WRITTEN TASK: Look through the data below. Collect every line where the word "الباطن" occurs.

┌─ DATASET EXTRACT

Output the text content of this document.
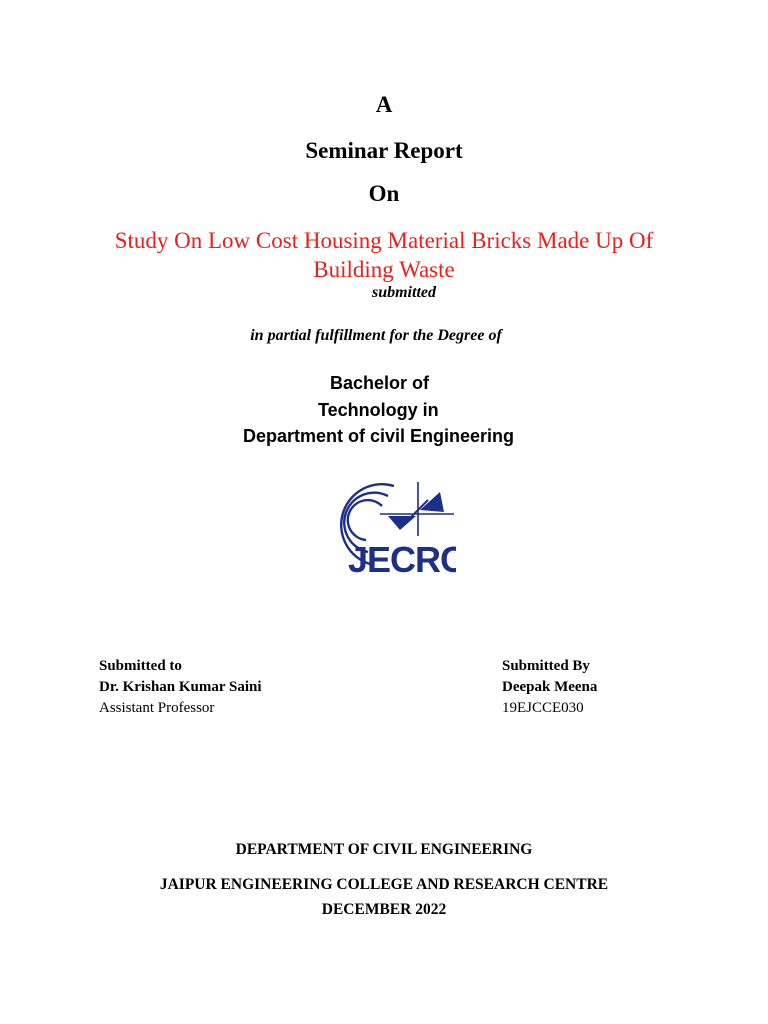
A
Seminar Report
On
Study On Low Cost Housing Material Bricks Made Up Of
Building Waste
submitted
in partial fulfillment for the Degree of
Bachelor of
Technology in
Department of civil Engineering
JECRC
Submitted to
Dr. Krishan Kumar Saini
Assistant Professor
Submitted By
Deepak Meena
19EJCCE030
DEPARTMENT OF CIVIL ENGINEERING
JAIPUR ENGINEERING COLLEGE AND RESEARCH CENTRE
DECEMBER 2022
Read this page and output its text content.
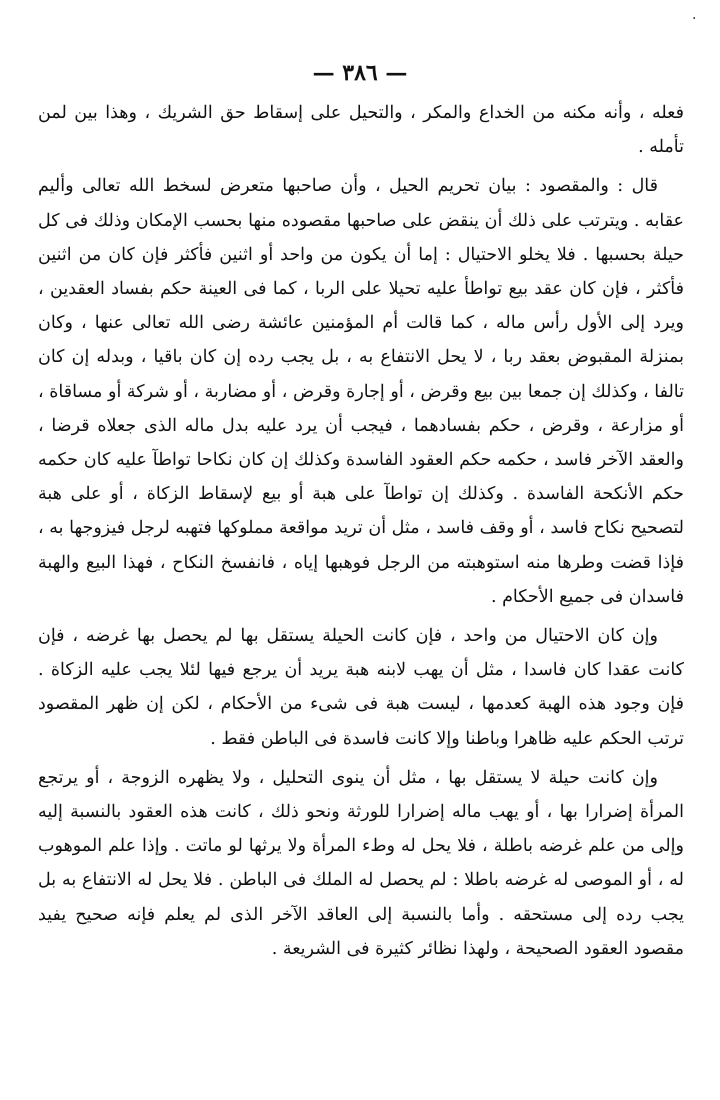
٠
— ٣٨٦ —

فعله ، وأنه مكنه من الخداع والمكر ، والتحيل على إسقاط حق الشريك ، وهذا بين لمن تأمله .

قال : والمقصود : بيان تحريم الحيل ، وأن صاحبها متعرض لسخط الله تعالى وأليم عقابه . ويترتب على ذلك أن ينقض على صاحبها مقصوده منها بحسب الإمكان وذلك فى كل حيلة بحسبها . فلا يخلو الاحتيال : إما أن يكون من واحد أو اثنين فأكثر فإن كان من اثنين فأكثر ، فإن كان عقد بيع تواطأ عليه تحيلا على الربا ، كما فى العينة حكم بفساد العقدين ، ويرد إلى الأول رأس ماله ، كما قالت أم المؤمنين عائشة رضى الله تعالى عنها ، وكان بمنزلة المقبوض بعقد ربا ، لا يحل الانتفاع به ، بل يجب رده إن كان باقيا ، وبدله إن كان تالفا ، وكذلك إن جمعا بين بيع وقرض ، أو إجارة وقرض ، أو مضاربة ، أو شركة أو مساقاة ، أو مزارعة ، وقرض ، حكم بفسادهما ، فيجب أن يرد عليه بدل ماله الذى جعلاه قرضا ، والعقد الآخر فاسد ، حكمه حكم العقود الفاسدة وكذلك إن كان نكاحا تواطآ عليه كان حكمه حكم الأنكحة الفاسدة . وكذلك إن تواطآ على هبة أو بيع لإسقاط الزكاة ، أو على هبة لتصحيح نكاح فاسد ، أو وقف فاسد ، مثل أن تريد مواقعة مملوكها فتهبه لرجل فيزوجها به ، فإذا قضت وطرها منه استوهبته من الرجل فوهبها إياه ، فانفسخ النكاح ، فهذا البيع والهبة فاسدان فى جميع الأحكام .

وإن كان الاحتيال من واحد ، فإن كانت الحيلة يستقل بها لم يحصل بها غرضه ، فإن كانت عقدا كان فاسدا ، مثل أن يهب لابنه هبة يريد أن يرجع فيها لئلا يجب عليه الزكاة . فإن وجود هذه الهبة كعدمها ، ليست هبة فى شىء من الأحكام ، لكن إن ظهر المقصود ترتب الحكم عليه ظاهرا وباطنا وإلا كانت فاسدة فى الباطن فقط .

وإن كانت حيلة لا يستقل بها ، مثل أن ينوى التحليل ، ولا يظهره الزوجة ، أو يرتجع المرأة إضرارا بها ، أو يهب ماله إضرارا للورثة ونحو ذلك ، كانت هذه العقود بالنسبة إليه وإلى من علم غرضه باطلة ، فلا يحل له وطء المرأة ولا يرثها لو ماتت . وإذا علم الموهوب له ، أو الموصى له غرضه باطلا : لم يحصل له الملك فى الباطن . فلا يحل له الانتفاع به بل يجب رده إلى مستحقه . وأما بالنسبة إلى العاقد الآخر الذى لم يعلم فإنه صحيح يفيد مقصود العقود الصحيحة ، ولهذا نظائر كثيرة فى الشريعة .
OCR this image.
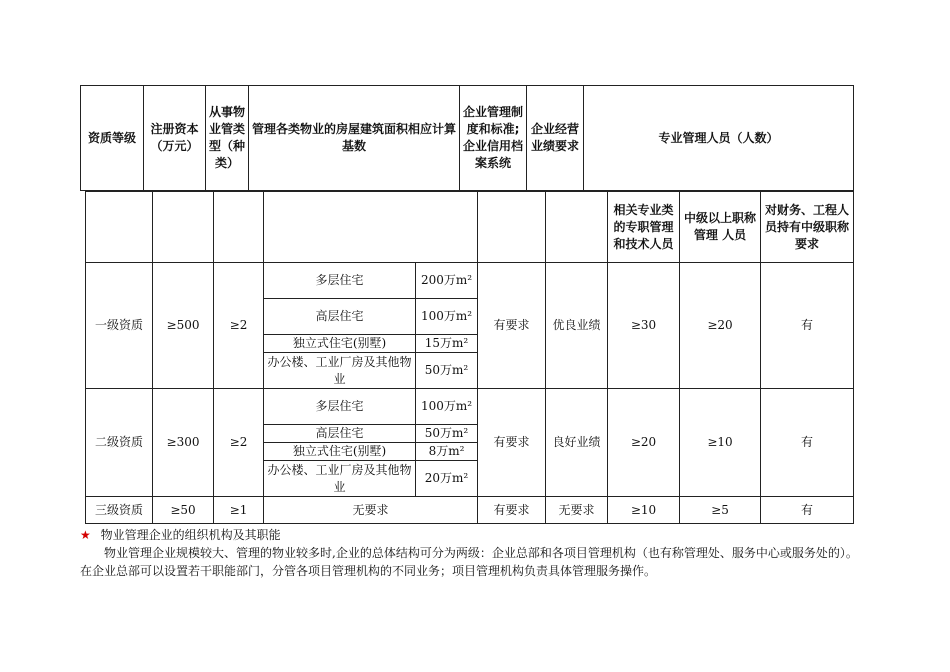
资质等级	注册资本（万元）	从事物业管类型（种类）	管理各类物业的房屋建筑面积相应计算基数	企业管理制度和标准;企业信用档案系统	企业经营业绩要求	专业管理人员（人数）
							相关专业类的专职管理和技术人员	中级以上职称管理 人员	对财务、工程人员持有中级职称要求
一级资质	≥500	≥2	多层住宅	200万m²	有要求	优良业绩	≥30	≥20	有
			高层住宅	100万m²					
			独立式住宅(别墅)	15万m²					
			办公楼、工业厂房及其他物业	50万m²					
二级资质	≥300	≥2	多层住宅	100万m²	有要求	良好业绩	≥20	≥10	有
			高层住宅	50万m²					
			独立式住宅(别墅)	8万m²					
			办公楼、工业厂房及其他物业	20万m²					
三级资质	≥50	≥1	无要求		有要求	无要求	≥10	≥5	有
★ 物业管理企业的组织机构及其职能
物业管理企业规模较大、管理的物业较多时,企业的总体结构可分为两级：企业总部和各项目管理机构（也有称管理处、服务中心或服务处的）。
在企业总部可以设置若干职能部门，分管各项目管理机构的不同业务；项目管理机构负责具体管理服务操作。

└─

CORRECT RESPONSE:
وإن كان الاحتيال من واحد ، فإن كانت الحيلة يستقل بها لم يحصل بها غرضه ، فإن كانت عقدا كان فاسدا ، مثل أن يهب لابنه هبة يريد أن يرجع فيها لئلا يجب عليه الزكاة . فإن وجود هذه الهبة كعدمها ، ليست هبة فى شىء من الأحكام ، لكن إن ظهر المقصود ترتب الحكم عليه ظاهرا وباطنا وإلا كانت فاسدة فى الباطن فقط .
وإن كانت حيلة لا يستقل بها ، مثل أن ينوى التحليل ، ولا يظهره الزوجة ، أو يرتجع المرأة إضرارا بها ، أو يهب ماله إضرارا للورثة ونحو ذلك ، كانت هذه العقود بالنسبة إليه وإلى من علم غرضه باطلة ، فلا يحل له وطء المرأة ولا يرثها لو ماتت . وإذا علم الموهوب له ، أو الموصى له غرضه باطلا : لم يحصل له الملك فى الباطن . فلا يحل له الانتفاع به بل يجب رده إلى مستحقه . وأما بالنسبة إلى العاقد الآخر الذى لم يعلم فإنه صحيح يفيد مقصود العقود الصحيحة ، ولهذا نظائر كثيرة فى الشريعة .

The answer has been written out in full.